----- Raw data

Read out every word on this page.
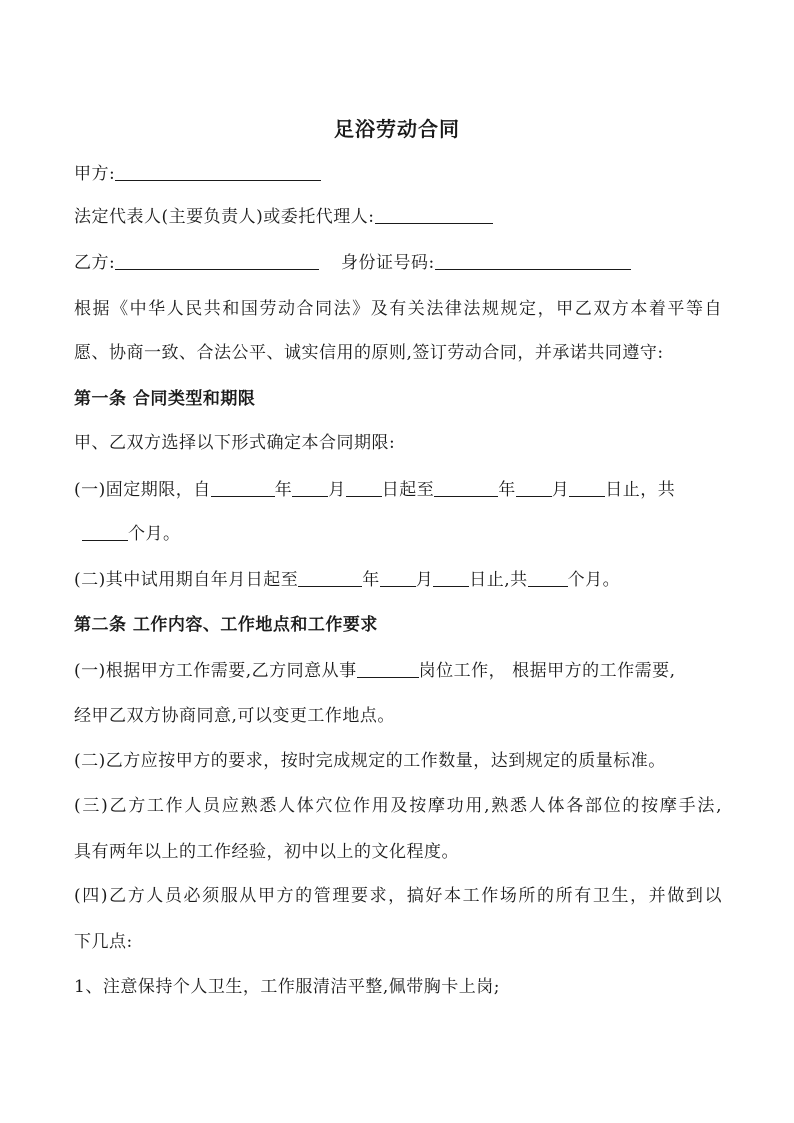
足浴劳动合同
甲方:
法定代表人(主要负责人)或委托代理人:
乙方:	身份证号码:
根据《中华人民共和国劳动合同法》及有关法律法规规定，甲乙双方本着平等自
愿、协商一致、合法公平、诚实信用的原则,签订劳动合同，并承诺共同遵守:
第一条 合同类型和期限
甲、乙双方选择以下形式确定本合同期限:
(一)固定期限，自	年 月 日起至	年 月 日止，共
个月。
(二)其中试用期自年月日起至	年 月 日止,共 个月。
第二条 工作内容、工作地点和工作要求
(一)根据甲方工作需要,乙方同意从事	岗位工作， 根据甲方的工作需要,
经甲乙双方协商同意,可以变更工作地点。
(二)乙方应按甲方的要求，按时完成规定的工作数量，达到规定的质量标准。
(三)乙方工作人员应熟悉人体穴位作用及按摩功用,熟悉人体各部位的按摩手法,
具有两年以上的工作经验，初中以上的文化程度。
(四)乙方人员必须服从甲方的管理要求，搞好本工作场所的所有卫生，并做到以
下几点:
1、注意保持个人卫生，工作服清洁平整,佩带胸卡上岗;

----------

All the lines above are to be given again exactly as they read, with the pictures removed.

Read out every word on this page.
足浴劳动合同
甲方:
法定代表人(主要负责人)或委托代理人:
乙方:	身份证号码:
根据《中华人民共和国劳动合同法》及有关法律法规规定，甲乙双方本着平等自
愿、协商一致、合法公平、诚实信用的原则,签订劳动合同，并承诺共同遵守:
第一条 合同类型和期限
甲、乙双方选择以下形式确定本合同期限:
(一)固定期限，自	年 月 日起至	年 月 日止，共
个月。
(二)其中试用期自年月日起至	年 月 日止,共 个月。
第二条 工作内容、工作地点和工作要求
(一)根据甲方工作需要,乙方同意从事	岗位工作， 根据甲方的工作需要,
经甲乙双方协商同意,可以变更工作地点。
(二)乙方应按甲方的要求，按时完成规定的工作数量，达到规定的质量标准。
(三)乙方工作人员应熟悉人体穴位作用及按摩功用,熟悉人体各部位的按摩手法,
具有两年以上的工作经验，初中以上的文化程度。
(四)乙方人员必须服从甲方的管理要求，搞好本工作场所的所有卫生，并做到以
下几点:
1、注意保持个人卫生，工作服清洁平整,佩带胸卡上岗;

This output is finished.